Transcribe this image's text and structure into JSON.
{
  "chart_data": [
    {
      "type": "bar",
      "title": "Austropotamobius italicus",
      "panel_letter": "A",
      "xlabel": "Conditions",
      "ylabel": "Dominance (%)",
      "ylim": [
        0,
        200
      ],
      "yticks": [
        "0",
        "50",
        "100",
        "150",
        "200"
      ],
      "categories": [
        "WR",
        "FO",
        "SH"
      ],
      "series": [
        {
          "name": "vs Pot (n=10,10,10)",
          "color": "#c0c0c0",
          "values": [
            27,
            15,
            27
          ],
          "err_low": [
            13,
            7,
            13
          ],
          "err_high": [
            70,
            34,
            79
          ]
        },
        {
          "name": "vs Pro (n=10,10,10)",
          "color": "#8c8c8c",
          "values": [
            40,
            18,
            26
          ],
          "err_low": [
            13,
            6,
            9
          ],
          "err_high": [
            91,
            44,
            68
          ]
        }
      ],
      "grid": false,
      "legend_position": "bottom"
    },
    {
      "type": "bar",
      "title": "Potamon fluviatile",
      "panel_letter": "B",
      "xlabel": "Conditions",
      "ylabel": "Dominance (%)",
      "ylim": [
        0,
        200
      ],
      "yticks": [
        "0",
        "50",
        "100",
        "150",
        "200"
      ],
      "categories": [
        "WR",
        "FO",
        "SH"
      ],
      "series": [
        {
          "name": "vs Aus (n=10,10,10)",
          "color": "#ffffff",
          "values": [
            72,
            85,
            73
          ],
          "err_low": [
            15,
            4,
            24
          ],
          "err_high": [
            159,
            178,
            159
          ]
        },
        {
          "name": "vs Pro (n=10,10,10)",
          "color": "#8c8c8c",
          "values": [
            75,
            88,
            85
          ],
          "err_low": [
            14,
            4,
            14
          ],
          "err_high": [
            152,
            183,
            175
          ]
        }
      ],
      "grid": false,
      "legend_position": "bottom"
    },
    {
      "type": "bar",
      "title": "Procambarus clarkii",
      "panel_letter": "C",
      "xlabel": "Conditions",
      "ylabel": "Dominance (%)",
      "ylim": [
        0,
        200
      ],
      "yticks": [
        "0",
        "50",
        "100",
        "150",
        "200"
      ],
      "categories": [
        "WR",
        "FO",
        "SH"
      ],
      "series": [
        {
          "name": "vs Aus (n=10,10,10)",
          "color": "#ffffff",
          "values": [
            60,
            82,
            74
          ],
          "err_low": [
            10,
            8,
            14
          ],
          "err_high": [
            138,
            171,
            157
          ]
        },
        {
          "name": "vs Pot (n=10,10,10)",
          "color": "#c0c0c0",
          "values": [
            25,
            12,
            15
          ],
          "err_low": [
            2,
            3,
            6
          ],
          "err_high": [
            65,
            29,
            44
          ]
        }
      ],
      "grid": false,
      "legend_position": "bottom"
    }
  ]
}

|---|

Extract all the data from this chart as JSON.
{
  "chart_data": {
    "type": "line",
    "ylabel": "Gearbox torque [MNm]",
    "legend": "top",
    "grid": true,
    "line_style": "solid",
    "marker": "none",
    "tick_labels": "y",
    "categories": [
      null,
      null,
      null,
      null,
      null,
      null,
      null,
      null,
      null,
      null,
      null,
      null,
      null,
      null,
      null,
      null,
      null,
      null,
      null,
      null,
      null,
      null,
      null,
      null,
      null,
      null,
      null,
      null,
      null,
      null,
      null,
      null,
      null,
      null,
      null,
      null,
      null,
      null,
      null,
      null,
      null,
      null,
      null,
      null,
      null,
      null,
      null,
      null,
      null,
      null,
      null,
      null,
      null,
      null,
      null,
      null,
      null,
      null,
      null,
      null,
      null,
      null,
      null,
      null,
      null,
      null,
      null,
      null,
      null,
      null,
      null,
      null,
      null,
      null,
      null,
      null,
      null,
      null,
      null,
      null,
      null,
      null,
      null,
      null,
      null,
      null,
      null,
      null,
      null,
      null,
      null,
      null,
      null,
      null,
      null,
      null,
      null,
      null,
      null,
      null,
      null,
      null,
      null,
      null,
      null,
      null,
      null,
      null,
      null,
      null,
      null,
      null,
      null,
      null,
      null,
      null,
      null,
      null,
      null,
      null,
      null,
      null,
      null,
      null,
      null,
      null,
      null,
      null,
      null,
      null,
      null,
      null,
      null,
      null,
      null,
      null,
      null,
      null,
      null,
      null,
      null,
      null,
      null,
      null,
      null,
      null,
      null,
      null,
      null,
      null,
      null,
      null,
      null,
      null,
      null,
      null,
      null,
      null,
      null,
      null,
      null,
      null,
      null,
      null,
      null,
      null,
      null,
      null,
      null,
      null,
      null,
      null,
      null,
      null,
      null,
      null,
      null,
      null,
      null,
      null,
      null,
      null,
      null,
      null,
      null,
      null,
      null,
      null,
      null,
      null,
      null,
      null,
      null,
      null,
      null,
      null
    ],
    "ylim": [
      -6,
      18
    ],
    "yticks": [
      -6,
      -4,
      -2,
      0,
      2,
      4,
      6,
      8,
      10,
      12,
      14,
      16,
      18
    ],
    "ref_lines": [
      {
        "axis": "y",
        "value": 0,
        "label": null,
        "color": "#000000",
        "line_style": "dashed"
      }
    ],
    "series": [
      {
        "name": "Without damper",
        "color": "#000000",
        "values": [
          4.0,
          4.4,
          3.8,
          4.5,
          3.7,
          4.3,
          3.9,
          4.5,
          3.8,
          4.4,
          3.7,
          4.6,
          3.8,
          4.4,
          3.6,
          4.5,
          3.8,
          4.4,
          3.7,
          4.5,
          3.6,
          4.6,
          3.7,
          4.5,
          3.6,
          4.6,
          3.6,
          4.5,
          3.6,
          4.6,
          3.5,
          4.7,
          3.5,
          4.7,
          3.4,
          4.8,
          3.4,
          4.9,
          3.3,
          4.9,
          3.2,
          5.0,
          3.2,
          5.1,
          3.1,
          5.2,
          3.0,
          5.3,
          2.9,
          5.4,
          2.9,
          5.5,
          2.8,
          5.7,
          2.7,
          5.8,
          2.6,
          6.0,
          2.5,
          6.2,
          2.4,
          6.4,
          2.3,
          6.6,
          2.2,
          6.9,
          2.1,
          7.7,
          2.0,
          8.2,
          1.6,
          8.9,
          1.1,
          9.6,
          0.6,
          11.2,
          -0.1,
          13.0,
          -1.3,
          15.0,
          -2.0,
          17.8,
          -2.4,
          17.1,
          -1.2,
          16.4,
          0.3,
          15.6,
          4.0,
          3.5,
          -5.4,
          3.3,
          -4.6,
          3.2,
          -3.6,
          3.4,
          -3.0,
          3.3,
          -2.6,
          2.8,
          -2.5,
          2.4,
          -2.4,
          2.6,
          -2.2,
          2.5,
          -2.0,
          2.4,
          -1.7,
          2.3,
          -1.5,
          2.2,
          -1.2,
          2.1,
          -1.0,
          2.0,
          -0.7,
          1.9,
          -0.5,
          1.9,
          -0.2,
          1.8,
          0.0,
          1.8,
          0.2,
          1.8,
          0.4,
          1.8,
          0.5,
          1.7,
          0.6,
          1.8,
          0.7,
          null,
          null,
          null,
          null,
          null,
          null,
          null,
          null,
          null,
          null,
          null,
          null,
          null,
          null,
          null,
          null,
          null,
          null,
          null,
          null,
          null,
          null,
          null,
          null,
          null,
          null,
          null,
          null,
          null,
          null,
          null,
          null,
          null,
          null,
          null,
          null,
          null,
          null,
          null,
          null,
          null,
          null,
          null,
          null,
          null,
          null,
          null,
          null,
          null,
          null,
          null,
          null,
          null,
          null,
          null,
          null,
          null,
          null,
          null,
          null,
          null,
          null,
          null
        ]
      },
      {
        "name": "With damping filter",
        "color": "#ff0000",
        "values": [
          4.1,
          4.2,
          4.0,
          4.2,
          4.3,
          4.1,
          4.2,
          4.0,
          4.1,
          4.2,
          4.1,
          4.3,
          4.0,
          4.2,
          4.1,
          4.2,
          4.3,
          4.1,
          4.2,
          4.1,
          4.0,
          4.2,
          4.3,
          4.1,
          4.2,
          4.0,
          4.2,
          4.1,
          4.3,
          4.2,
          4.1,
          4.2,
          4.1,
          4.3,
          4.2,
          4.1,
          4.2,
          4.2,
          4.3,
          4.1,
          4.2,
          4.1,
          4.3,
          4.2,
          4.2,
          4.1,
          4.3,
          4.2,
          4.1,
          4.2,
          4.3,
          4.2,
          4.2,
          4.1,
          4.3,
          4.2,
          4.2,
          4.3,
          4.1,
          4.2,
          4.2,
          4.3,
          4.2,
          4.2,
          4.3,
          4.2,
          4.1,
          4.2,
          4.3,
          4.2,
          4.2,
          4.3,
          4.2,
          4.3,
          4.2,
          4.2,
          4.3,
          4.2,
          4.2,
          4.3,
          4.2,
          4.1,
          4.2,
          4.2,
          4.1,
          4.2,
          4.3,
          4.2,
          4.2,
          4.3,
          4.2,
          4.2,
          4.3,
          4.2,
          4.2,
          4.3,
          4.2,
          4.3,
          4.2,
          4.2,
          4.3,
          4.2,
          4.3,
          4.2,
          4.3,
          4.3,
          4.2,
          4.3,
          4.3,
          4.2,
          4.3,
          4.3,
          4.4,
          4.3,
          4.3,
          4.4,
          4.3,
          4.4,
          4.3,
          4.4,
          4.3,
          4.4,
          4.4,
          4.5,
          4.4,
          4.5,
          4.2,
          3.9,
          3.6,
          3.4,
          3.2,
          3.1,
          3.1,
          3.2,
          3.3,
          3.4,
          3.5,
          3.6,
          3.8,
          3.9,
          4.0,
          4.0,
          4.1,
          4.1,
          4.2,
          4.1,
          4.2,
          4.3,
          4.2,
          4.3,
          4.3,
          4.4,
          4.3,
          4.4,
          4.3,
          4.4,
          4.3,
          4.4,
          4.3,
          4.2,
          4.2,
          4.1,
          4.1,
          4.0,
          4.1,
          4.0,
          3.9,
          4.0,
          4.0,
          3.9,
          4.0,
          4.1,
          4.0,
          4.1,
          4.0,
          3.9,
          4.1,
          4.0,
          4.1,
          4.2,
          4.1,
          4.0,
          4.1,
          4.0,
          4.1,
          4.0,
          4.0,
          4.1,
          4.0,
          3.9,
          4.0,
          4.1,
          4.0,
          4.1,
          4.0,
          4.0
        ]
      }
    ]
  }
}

|---|

§ SET TASK
From the listing above, copy out each line where the word "this" appears.

§ OUTPUT OF THE TASK
Transcribe this image's text and structure into JSON.
Extract all the data from this chart as JSON.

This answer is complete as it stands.